▶ _DIRECTION_
Extract all of the data and reproduce it precisely.

▶ _Dataset items_

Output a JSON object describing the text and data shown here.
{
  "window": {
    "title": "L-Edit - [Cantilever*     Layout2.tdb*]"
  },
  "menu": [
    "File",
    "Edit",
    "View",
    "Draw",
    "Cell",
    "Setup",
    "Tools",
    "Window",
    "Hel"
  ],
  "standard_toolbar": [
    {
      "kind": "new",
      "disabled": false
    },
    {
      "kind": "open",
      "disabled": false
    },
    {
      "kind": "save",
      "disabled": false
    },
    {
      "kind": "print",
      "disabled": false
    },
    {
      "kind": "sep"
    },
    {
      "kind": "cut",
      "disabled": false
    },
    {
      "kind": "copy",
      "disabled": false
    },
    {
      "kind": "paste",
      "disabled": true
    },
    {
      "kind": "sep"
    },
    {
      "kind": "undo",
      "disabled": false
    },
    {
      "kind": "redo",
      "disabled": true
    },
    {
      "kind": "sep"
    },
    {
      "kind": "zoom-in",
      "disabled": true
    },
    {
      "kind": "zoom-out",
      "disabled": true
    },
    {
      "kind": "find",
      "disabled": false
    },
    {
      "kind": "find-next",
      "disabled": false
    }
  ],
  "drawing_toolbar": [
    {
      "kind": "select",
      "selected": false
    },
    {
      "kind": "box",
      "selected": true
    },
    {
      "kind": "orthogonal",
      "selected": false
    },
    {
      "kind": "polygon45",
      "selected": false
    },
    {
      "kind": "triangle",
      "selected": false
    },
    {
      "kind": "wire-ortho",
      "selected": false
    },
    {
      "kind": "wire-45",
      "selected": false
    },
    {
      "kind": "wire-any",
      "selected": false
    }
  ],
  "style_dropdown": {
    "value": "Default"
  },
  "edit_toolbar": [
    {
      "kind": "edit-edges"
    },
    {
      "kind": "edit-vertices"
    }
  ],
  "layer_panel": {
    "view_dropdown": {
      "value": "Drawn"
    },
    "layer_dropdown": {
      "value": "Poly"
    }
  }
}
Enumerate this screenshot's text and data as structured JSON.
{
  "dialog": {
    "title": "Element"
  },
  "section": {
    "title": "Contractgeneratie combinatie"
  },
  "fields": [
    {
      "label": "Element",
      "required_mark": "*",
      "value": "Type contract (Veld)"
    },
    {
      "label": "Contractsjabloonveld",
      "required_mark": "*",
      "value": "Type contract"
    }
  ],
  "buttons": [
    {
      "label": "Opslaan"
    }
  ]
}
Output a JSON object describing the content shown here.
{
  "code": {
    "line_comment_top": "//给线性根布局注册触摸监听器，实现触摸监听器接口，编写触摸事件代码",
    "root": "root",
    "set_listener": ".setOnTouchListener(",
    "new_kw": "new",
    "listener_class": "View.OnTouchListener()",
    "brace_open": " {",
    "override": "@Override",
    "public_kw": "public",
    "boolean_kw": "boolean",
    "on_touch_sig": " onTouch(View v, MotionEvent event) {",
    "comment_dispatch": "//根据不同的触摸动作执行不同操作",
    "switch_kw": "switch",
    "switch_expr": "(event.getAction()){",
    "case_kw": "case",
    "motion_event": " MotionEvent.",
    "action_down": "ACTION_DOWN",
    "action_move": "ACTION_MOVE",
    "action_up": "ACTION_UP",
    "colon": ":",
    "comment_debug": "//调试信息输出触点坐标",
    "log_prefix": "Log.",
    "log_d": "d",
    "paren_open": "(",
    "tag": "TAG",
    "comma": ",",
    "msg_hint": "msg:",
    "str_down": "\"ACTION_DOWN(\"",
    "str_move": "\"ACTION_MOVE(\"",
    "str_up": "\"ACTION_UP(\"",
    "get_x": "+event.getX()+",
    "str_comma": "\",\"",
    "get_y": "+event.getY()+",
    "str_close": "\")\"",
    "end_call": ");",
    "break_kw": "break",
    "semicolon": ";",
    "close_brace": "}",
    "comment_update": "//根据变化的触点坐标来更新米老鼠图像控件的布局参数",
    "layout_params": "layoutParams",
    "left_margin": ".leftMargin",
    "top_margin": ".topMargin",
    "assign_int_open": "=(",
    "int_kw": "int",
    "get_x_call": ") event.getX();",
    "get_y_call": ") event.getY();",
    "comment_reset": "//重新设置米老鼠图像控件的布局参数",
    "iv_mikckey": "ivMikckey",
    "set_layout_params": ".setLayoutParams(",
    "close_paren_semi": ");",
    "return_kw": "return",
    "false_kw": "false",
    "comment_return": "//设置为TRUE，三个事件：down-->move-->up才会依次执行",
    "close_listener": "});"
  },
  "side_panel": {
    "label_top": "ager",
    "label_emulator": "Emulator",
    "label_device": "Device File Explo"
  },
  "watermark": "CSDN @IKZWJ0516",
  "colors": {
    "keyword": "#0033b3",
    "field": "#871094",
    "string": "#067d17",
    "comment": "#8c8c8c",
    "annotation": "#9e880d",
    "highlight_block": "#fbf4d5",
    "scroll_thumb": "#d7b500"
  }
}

▶ _RESULT OF THIS TASK_
Output a JSON object describing the text and data shown here.
{
  "window": {
    "title": "L-Edit - [Cantilever*     Layout2.tdb*]"
  },
  "menu": [
    "File",
    "Edit",
    "View",
    "Draw",
    "Cell",
    "Setup",
    "Tools",
    "Window",
    "Hel"
  ],
  "standard_toolbar": [
    {
      "kind": "new",
      "disabled": false
    },
    {
      "kind": "open",
      "disabled": false
    },
    {
      "kind": "save",
      "disabled": false
    },
    {
      "kind": "print",
      "disabled": false
    },
    {
      "kind": "sep"
    },
    {
      "kind": "cut",
      "disabled": false
    },
    {
      "kind": "copy",
      "disabled": false
    },
    {
      "kind": "paste",
      "disabled": true
    },
    {
      "kind": "sep"
    },
    {
      "kind": "undo",
      "disabled": false
    },
    {
      "kind": "redo",
      "disabled": true
    },
    {
      "kind": "sep"
    },
    {
      "kind": "zoom-in",
      "disabled": true
    },
    {
      "kind": "zoom-out",
      "disabled": true
    },
    {
      "kind": "find",
      "disabled": false
    },
    {
      "kind": "find-next",
      "disabled": false
    }
  ],
  "drawing_toolbar": [
    {
      "kind": "select",
      "selected": false
    },
    {
      "kind": "box",
      "selected": true
    },
    {
      "kind": "orthogonal",
      "selected": false
    },
    {
      "kind": "polygon45",
      "selected": false
    },
    {
      "kind": "triangle",
      "selected": false
    },
    {
      "kind": "wire-ortho",
      "selected": false
    },
    {
      "kind": "wire-45",
      "selected": false
    },
    {
      "kind": "wire-any",
      "selected": false
    }
  ],
  "style_dropdown": {
    "value": "Default"
  },
  "edit_toolbar": [
    {
      "kind": "edit-edges"
    },
    {
      "kind": "edit-vertices"
    }
  ],
  "layer_panel": {
    "view_dropdown": {
      "value": "Drawn"
    },
    "layer_dropdown": {
      "value": "Poly"
    }
  }
}
Enumerate this screenshot's text and data as structured JSON.
{
  "dialog": {
    "title": "Element"
  },
  "section": {
    "title": "Contractgeneratie combinatie"
  },
  "fields": [
    {
      "label": "Element",
      "required_mark": "*",
      "value": "Type contract (Veld)"
    },
    {
      "label": "Contractsjabloonveld",
      "required_mark": "*",
      "value": "Type contract"
    }
  ],
  "buttons": [
    {
      "label": "Opslaan"
    }
  ]
}
Output a JSON object describing the content shown here.
{
  "code": {
    "line_comment_top": "//给线性根布局注册触摸监听器，实现触摸监听器接口，编写触摸事件代码",
    "root": "root",
    "set_listener": ".setOnTouchListener(",
    "new_kw": "new",
    "listener_class": "View.OnTouchListener()",
    "brace_open": " {",
    "override": "@Override",
    "public_kw": "public",
    "boolean_kw": "boolean",
    "on_touch_sig": " onTouch(View v, MotionEvent event) {",
    "comment_dispatch": "//根据不同的触摸动作执行不同操作",
    "switch_kw": "switch",
    "switch_expr": "(event.getAction()){",
    "case_kw": "case",
    "motion_event": " MotionEvent.",
    "action_down": "ACTION_DOWN",
    "action_move": "ACTION_MOVE",
    "action_up": "ACTION_UP",
    "colon": ":",
    "comment_debug": "//调试信息输出触点坐标",
    "log_prefix": "Log.",
    "log_d": "d",
    "paren_open": "(",
    "tag": "TAG",
    "comma": ",",
    "msg_hint": "msg:",
    "str_down": "\"ACTION_DOWN(\"",
    "str_move": "\"ACTION_MOVE(\"",
    "str_up": "\"ACTION_UP(\"",
    "get_x": "+event.getX()+",
    "str_comma": "\",\"",
    "get_y": "+event.getY()+",
    "str_close": "\")\"",
    "end_call": ");",
    "break_kw": "break",
    "semicolon": ";",
    "close_brace": "}",
    "comment_update": "//根据变化的触点坐标来更新米老鼠图像控件的布局参数",
    "layout_params": "layoutParams",
    "left_margin": ".leftMargin",
    "top_margin": ".topMargin",
    "assign_int_open": "=(",
    "int_kw": "int",
    "get_x_call": ") event.getX();",
    "get_y_call": ") event.getY();",
    "comment_reset": "//重新设置米老鼠图像控件的布局参数",
    "iv_mikckey": "ivMikckey",
    "set_layout_params": ".setLayoutParams(",
    "close_paren_semi": ");",
    "return_kw": "return",
    "false_kw": "false",
    "comment_return": "//设置为TRUE，三个事件：down-->move-->up才会依次执行",
    "close_listener": "});"
  },
  "side_panel": {
    "label_top": "ager",
    "label_emulator": "Emulator",
    "label_device": "Device File Explo"
  },
  "watermark": "CSDN @IKZWJ0516",
  "colors": {
    "keyword": "#0033b3",
    "field": "#871094",
    "string": "#067d17",
    "comment": "#8c8c8c",
    "annotation": "#9e880d",
    "highlight_block": "#fbf4d5",
    "scroll_thumb": "#d7b500"
  }
}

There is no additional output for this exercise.